» Work to do: Please work out how many lines in the material contain "name" and give only that figure.
== Task material
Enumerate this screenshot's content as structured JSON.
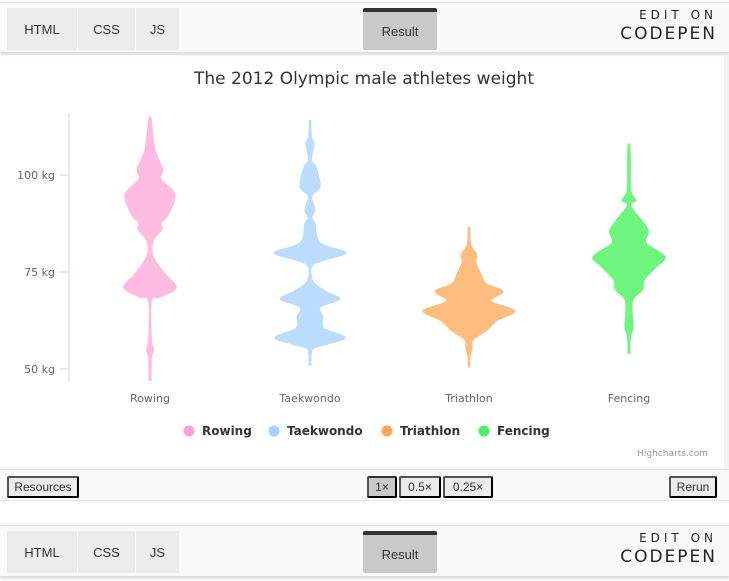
{
  "header": {
    "tabs": [
      "HTML",
      "CSS",
      "JS"
    ],
    "result_label": "Result",
    "edit_on": "EDIT ON",
    "codepen": "CODEPEN"
  },
  "footer": {
    "resources": "Resources",
    "zoom_options": [
      "1×",
      "0.5×",
      "0.25×"
    ],
    "zoom_selected": "1×",
    "rerun": "Rerun"
  },
  "chart_data": {
    "type": "violin",
    "title": "The 2012 Olympic male athletes weight",
    "credits": "Highcharts.com",
    "categories": [
      "Rowing",
      "Taekwondo",
      "Triathlon",
      "Fencing"
    ],
    "y_ticks": [
      "50 kg",
      "75 kg",
      "100 kg"
    ],
    "y_tick_values": [
      50,
      75,
      100
    ],
    "ylim": [
      46.5,
      116
    ],
    "legend_placement": "bottom",
    "density_note_units": "relative density, max = 100",
    "series": [
      {
        "name": "Rowing",
        "color": "#ffbbe0",
        "legend_color": "#f9a3cf",
        "profile": [
          [
            115,
            2
          ],
          [
            106.5,
            11
          ],
          [
            101.5,
            28
          ],
          [
            99,
            24
          ],
          [
            95,
            54
          ],
          [
            90,
            41
          ],
          [
            87.5,
            24
          ],
          [
            86,
            26
          ],
          [
            83,
            7
          ],
          [
            79,
            7
          ],
          [
            74.5,
            33
          ],
          [
            71,
            57
          ],
          [
            68.5,
            22
          ],
          [
            67.5,
            3
          ],
          [
            57.5,
            3
          ],
          [
            55,
            8
          ],
          [
            53,
            3
          ],
          [
            47,
            2
          ]
        ]
      },
      {
        "name": "Taekwondo",
        "color": "#bcdcfd",
        "legend_color": "#a9d3ff",
        "profile": [
          [
            114,
            2
          ],
          [
            110,
            3
          ],
          [
            108,
            9
          ],
          [
            104,
            3
          ],
          [
            102,
            13
          ],
          [
            97,
            22
          ],
          [
            94.5,
            4
          ],
          [
            91,
            11
          ],
          [
            89,
            4
          ],
          [
            87.5,
            11
          ],
          [
            82.5,
            22
          ],
          [
            80,
            78
          ],
          [
            78,
            30
          ],
          [
            76.5,
            4
          ],
          [
            72.5,
            7
          ],
          [
            70,
            35
          ],
          [
            68,
            65
          ],
          [
            66,
            22
          ],
          [
            63.5,
            28
          ],
          [
            60.5,
            30
          ],
          [
            58,
            76
          ],
          [
            55.5,
            11
          ],
          [
            54,
            3
          ],
          [
            51,
            2
          ]
        ]
      },
      {
        "name": "Triathlon",
        "color": "#fdbd7e",
        "legend_color": "#ffa65a",
        "profile": [
          [
            86.5,
            2
          ],
          [
            82,
            4
          ],
          [
            79.5,
            17
          ],
          [
            77.5,
            15
          ],
          [
            74.5,
            26
          ],
          [
            72,
            37
          ],
          [
            70,
            74
          ],
          [
            67.5,
            48
          ],
          [
            65,
            100
          ],
          [
            62.5,
            61
          ],
          [
            60,
            39
          ],
          [
            57.5,
            9
          ],
          [
            55.5,
            7
          ],
          [
            53,
            2
          ],
          [
            50.5,
            2
          ]
        ]
      },
      {
        "name": "Fencing",
        "color": "#6ef580",
        "legend_color": "#4cf060",
        "profile": [
          [
            108,
            2
          ],
          [
            104,
            3
          ],
          [
            96,
            4
          ],
          [
            93.5,
            15
          ],
          [
            92,
            4
          ],
          [
            86,
            41
          ],
          [
            82.5,
            37
          ],
          [
            79,
            78
          ],
          [
            76.5,
            61
          ],
          [
            73,
            33
          ],
          [
            70.5,
            30
          ],
          [
            68,
            9
          ],
          [
            64.5,
            7
          ],
          [
            61,
            9
          ],
          [
            58,
            3
          ],
          [
            54,
            2
          ]
        ]
      }
    ]
  }
}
====
» Reply: 4